WORKING DATA ▸
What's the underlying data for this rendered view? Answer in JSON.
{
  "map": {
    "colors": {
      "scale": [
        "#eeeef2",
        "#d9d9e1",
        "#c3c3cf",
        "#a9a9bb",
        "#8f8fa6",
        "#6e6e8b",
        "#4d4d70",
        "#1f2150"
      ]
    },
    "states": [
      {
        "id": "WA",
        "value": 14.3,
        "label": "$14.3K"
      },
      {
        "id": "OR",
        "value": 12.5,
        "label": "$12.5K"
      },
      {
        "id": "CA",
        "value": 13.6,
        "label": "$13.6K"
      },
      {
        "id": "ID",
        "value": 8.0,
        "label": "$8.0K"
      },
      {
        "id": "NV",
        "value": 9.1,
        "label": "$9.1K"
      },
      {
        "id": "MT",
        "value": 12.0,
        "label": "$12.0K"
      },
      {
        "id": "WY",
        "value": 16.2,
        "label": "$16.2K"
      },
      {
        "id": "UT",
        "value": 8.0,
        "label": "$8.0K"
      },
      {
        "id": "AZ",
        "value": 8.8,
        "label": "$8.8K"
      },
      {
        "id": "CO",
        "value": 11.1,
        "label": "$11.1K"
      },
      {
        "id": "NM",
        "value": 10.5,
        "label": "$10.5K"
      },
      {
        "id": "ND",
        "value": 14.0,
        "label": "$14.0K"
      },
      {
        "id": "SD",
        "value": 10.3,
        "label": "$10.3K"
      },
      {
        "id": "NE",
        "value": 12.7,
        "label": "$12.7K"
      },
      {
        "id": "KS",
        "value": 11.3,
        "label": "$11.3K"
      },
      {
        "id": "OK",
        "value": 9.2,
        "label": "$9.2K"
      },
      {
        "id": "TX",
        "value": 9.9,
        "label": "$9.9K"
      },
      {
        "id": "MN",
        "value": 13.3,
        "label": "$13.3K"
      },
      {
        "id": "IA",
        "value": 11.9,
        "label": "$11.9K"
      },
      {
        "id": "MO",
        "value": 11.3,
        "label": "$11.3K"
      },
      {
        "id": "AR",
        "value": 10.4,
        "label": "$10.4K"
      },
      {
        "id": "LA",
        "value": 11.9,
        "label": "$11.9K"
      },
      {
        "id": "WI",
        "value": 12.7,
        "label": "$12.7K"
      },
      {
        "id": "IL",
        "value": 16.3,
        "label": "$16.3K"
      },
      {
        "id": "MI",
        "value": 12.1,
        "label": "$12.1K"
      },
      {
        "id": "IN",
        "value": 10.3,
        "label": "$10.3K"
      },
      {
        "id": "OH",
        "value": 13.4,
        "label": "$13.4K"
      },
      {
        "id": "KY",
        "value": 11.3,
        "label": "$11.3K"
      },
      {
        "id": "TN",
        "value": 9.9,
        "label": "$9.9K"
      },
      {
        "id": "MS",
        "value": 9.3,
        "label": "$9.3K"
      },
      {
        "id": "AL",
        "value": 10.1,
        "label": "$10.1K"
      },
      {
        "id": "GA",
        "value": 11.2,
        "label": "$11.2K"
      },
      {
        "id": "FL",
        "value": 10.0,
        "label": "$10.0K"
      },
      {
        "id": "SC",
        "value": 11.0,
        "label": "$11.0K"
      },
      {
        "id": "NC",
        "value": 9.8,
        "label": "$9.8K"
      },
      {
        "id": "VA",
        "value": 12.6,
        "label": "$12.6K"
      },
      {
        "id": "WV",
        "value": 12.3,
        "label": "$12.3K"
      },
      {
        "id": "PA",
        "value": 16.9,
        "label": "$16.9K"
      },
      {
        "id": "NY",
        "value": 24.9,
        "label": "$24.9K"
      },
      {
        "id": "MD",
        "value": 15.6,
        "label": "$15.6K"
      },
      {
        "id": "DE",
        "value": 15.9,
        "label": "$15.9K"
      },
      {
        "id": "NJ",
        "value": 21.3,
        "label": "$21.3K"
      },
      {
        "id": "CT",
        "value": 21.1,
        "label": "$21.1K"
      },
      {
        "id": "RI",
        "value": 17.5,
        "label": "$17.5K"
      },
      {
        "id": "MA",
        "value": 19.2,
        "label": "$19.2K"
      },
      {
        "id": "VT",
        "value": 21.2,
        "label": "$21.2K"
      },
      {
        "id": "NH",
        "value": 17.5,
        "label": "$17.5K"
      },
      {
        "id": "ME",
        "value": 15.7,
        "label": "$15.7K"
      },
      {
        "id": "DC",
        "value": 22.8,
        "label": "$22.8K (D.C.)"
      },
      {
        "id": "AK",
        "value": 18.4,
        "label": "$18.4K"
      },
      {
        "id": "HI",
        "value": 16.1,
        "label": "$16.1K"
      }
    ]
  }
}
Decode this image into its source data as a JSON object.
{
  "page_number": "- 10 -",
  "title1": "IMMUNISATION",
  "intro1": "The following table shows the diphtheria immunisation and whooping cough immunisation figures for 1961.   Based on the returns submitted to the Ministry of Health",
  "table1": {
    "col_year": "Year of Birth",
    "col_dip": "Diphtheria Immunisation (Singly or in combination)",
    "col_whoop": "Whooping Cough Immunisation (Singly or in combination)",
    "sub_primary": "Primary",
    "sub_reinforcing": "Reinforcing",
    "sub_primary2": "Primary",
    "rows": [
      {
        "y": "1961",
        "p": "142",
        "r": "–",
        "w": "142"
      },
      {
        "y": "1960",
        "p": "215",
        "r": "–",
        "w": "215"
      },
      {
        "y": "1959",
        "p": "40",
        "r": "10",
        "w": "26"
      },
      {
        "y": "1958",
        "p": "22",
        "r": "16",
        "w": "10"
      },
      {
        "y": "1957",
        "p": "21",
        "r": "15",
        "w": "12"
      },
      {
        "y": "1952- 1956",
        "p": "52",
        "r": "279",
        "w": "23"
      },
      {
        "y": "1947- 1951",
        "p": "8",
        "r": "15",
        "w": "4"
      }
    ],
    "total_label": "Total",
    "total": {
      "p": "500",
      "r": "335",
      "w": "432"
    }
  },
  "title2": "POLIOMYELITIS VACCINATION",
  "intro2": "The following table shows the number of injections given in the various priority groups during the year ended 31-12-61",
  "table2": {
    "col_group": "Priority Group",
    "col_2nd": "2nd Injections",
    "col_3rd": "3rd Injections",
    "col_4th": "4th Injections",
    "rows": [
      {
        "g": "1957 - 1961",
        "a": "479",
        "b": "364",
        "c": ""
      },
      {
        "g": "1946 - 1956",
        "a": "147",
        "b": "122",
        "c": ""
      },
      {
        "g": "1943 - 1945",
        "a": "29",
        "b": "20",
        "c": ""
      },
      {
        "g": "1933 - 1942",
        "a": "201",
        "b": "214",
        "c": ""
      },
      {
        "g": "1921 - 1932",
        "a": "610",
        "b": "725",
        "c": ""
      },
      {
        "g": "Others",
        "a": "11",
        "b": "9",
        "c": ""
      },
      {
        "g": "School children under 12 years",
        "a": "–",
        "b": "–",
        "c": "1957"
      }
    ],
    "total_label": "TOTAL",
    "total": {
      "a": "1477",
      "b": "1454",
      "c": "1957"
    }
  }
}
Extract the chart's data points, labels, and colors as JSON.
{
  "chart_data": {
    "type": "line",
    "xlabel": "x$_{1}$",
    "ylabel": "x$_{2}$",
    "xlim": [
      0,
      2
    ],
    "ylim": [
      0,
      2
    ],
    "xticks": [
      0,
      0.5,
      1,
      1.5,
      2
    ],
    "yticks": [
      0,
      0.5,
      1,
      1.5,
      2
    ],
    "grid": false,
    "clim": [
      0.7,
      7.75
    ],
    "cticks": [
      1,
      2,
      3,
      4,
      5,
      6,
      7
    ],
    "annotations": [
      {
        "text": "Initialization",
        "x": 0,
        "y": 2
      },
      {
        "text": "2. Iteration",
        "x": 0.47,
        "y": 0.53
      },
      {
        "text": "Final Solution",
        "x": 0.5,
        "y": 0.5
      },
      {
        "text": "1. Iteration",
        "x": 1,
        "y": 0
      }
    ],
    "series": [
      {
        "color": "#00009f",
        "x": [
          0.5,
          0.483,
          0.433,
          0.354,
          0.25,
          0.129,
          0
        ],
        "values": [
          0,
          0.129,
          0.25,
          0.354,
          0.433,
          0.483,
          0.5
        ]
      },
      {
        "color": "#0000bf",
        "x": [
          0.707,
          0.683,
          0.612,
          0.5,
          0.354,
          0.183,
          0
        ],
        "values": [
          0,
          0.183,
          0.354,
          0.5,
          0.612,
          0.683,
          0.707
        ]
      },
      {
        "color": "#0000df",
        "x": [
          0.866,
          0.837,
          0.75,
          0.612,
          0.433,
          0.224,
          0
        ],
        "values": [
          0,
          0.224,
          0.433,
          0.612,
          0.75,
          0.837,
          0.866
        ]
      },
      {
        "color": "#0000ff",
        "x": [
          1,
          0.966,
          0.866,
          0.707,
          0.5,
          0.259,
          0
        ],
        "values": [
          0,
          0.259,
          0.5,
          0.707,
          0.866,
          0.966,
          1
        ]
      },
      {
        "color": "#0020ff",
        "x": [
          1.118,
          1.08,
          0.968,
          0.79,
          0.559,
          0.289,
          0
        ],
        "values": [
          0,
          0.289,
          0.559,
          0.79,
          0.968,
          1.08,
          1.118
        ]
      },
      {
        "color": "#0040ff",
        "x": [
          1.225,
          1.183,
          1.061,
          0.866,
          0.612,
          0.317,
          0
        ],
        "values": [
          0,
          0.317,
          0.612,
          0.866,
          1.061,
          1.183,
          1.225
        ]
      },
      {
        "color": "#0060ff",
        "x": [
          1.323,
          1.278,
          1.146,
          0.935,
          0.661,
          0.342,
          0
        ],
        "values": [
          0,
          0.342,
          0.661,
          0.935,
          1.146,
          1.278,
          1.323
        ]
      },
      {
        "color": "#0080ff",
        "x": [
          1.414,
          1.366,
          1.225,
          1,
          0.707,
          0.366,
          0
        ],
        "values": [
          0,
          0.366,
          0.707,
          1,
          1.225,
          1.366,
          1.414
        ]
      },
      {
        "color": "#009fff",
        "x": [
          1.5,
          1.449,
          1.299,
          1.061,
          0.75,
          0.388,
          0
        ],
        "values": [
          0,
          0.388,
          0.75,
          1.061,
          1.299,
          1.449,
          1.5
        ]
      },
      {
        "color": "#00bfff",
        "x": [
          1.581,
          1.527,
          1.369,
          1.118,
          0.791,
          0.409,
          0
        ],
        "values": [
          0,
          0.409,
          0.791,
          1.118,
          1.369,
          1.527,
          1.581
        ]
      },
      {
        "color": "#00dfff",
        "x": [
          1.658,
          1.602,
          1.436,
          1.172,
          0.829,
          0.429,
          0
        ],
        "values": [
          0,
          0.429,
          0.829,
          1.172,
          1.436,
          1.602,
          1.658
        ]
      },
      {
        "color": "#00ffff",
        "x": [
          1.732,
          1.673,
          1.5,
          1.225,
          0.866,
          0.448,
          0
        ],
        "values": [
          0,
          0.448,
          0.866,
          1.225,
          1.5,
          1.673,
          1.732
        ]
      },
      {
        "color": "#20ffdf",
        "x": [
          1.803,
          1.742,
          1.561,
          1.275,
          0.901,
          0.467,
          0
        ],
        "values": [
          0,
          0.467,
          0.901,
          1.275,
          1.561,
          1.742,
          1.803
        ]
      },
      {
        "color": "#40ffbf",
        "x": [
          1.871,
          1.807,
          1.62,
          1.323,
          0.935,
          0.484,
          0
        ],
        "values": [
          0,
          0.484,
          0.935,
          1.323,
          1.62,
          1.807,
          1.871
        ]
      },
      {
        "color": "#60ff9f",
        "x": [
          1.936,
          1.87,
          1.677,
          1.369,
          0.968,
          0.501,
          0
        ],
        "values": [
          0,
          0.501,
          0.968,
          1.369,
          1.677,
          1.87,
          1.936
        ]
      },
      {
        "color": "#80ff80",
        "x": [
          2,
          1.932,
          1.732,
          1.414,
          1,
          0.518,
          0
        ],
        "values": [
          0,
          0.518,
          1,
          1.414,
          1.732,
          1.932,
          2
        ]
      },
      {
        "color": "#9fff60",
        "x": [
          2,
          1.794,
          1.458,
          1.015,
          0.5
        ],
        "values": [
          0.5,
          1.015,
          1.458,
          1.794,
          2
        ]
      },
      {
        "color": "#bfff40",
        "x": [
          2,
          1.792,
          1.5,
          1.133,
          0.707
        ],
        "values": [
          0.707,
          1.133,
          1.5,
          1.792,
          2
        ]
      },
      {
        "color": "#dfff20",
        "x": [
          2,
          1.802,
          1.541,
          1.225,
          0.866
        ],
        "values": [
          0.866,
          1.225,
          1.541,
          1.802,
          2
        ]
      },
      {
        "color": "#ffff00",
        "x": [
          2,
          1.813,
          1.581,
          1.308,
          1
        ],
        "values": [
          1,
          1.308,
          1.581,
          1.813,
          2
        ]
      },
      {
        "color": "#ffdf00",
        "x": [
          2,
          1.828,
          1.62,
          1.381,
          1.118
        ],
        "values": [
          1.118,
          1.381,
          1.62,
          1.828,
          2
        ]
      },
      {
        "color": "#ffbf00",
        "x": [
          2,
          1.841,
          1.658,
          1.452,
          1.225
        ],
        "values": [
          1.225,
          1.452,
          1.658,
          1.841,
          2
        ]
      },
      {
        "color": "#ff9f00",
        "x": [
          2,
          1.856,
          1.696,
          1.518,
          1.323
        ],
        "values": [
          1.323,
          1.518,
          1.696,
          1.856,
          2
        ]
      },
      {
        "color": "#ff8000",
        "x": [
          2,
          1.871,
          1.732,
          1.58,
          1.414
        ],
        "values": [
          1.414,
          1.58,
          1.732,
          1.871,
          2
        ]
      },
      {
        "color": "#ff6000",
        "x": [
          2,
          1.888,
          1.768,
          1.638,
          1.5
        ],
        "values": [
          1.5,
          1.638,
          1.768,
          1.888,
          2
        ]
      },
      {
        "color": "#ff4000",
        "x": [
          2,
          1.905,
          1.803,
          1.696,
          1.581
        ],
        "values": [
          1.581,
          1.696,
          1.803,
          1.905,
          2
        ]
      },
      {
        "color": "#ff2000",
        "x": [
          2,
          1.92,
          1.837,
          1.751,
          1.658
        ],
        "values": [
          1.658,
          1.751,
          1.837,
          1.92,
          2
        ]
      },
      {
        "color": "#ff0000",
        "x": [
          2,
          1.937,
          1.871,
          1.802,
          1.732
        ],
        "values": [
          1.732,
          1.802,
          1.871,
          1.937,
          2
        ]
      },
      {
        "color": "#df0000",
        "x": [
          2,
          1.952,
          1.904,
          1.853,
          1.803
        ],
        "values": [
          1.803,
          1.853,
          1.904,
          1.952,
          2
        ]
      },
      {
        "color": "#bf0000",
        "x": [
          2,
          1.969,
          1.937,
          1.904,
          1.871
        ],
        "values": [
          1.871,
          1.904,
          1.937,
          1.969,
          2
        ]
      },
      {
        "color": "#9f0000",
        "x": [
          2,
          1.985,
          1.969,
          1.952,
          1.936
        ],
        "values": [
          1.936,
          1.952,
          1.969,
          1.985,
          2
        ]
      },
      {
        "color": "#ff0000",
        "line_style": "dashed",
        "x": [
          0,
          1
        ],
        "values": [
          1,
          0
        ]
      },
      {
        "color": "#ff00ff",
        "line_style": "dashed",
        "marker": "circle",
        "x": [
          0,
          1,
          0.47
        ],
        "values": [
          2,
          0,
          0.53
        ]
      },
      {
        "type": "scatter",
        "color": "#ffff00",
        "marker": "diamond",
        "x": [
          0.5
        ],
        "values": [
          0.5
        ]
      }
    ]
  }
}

YOUR OBJECTIVE ▸ Every line of the records that includes the word "this" should be gathered.

FINISHED ANSWER ▸
What's the underlying data for this rendered view? Answer in JSON.
Decode this image into its source data as a JSON object.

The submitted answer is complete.